◆ INFORMATION SUPPLIED ◆
"""
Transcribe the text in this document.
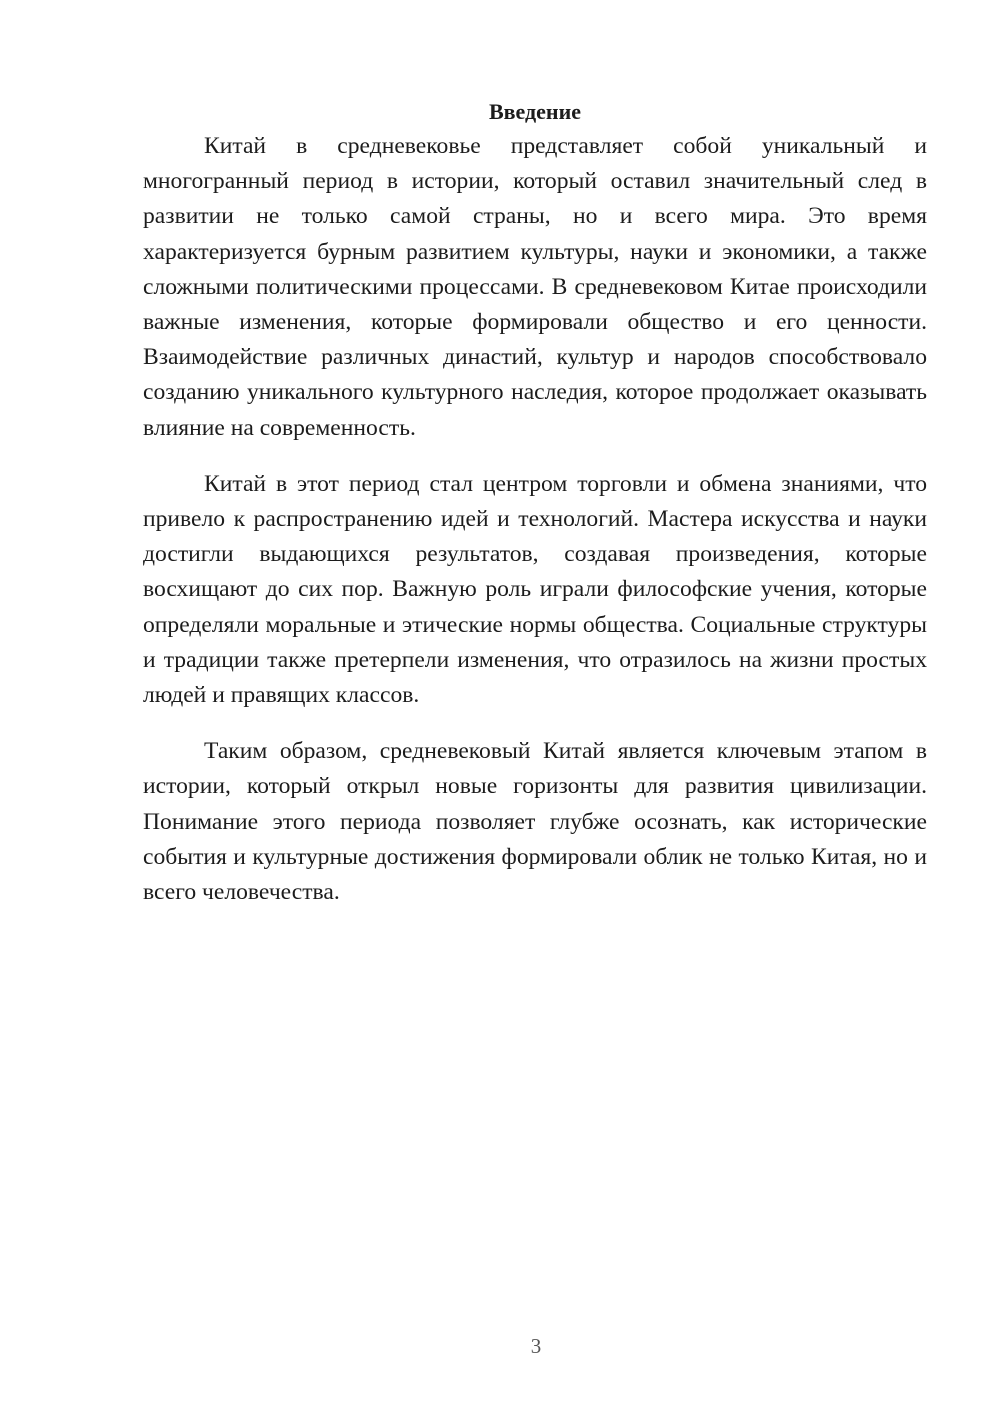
Введение

Китай в средневековье представляет собой уникальный и многогранный период в истории, который оставил значительный след в развитии не только самой страны, но и всего мира. Это время характеризуется бурным развитием культуры, науки и экономики, а также сложными политическими процессами. В средневековом Китае происходили важные изменения, которые формировали общество и его ценности. Взаимодействие различных династий, культур и народов способствовало созданию уникального культурного наследия, которое продолжает оказывать влияние на современность.

Китай в этот период стал центром торговли и обмена знаниями, что привело к распространению идей и технологий. Мастера искусства и науки достигли выдающихся результатов, создавая произведения, которые восхищают до сих пор. Важную роль играли философские учения, которые определяли моральные и этические нормы общества. Социальные структуры и традиции также претерпели изменения, что отразилось на жизни простых людей и правящих классов.

Таким образом, средневековый Китай является ключевым этапом в истории, который открыл новые горизонты для развития цивилизации. Понимание этого периода позволяет глубже осознать, как исторические события и культурные достижения формировали облик не только Китая, но и всего человечества.

3
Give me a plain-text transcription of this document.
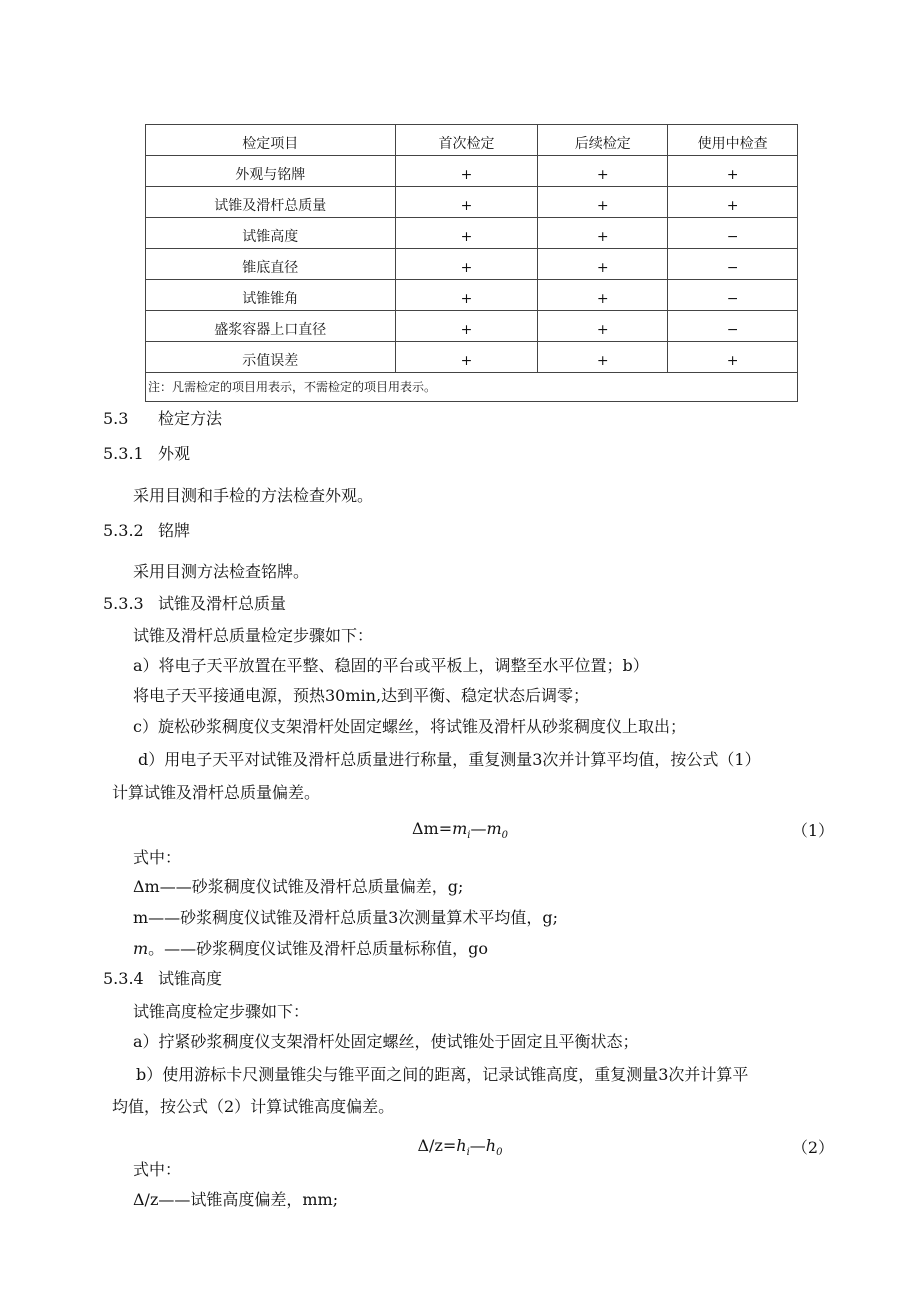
检定项目	首次检定	后续检定	使用中检查
外观与铭牌	+	+	+
试锥及滑杆总质量	+	+	+
试锥高度	+	+	−
锥底直径	+	+	−
试锥锥角	+	+	−
盛浆容器上口直径	+	+	−
示值误差	+	+	+
注：凡需检定的项目用表示，不需检定的项目用表示。			
5.3 检定方法
5.3.1 外观
采用目测和手检的方法检查外观。
5.3.2 铭牌
采用目测方法检查铭牌。
5.3.3 试锥及滑杆总质量
试锥及滑杆总质量检定步骤如下：
a）将电子天平放置在平整、稳固的平台或平板上，调整至水平位置；b）
将电子天平接通电源，预热30min,达到平衡、稳定状态后调零；
c）旋松砂浆稠度仪支架滑杆处固定螺丝，将试锥及滑杆从砂浆稠度仪上取出；
d）用电子天平对试锥及滑杆总质量进行称量，重复测量3次并计算平均值，按公式（1）
计算试锥及滑杆总质量偏差。
$\Delta m=m_i—m_0$	（1）
式中：
Δm——砂浆稠度仪试锥及滑杆总质量偏差，g;
m——砂浆稠度仪试锥及滑杆总质量3次测量算术平均值，g;
m。——砂浆稠度仪试锥及滑杆总质量标称值，go
5.3.4 试锥高度
试锥高度检定步骤如下：
a）拧紧砂浆稠度仪支架滑杆处固定螺丝，使试锥处于固定且平衡状态；
b）使用游标卡尺测量锥尖与锥平面之间的距离，记录试锥高度，重复测量3次并计算平
均值，按公式（2）计算试锥高度偏差。
$\Delta/z=h_i—h_0$	（2）
式中：
Δ/z——试锥高度偏差，mm;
"""
◆ AIM ◆
Filter out every line that lacks the word "this", and copy the rest.

◆ SOLUTION ◆
Transcribe the text in this document.
Give me a plain-text transcription of this document.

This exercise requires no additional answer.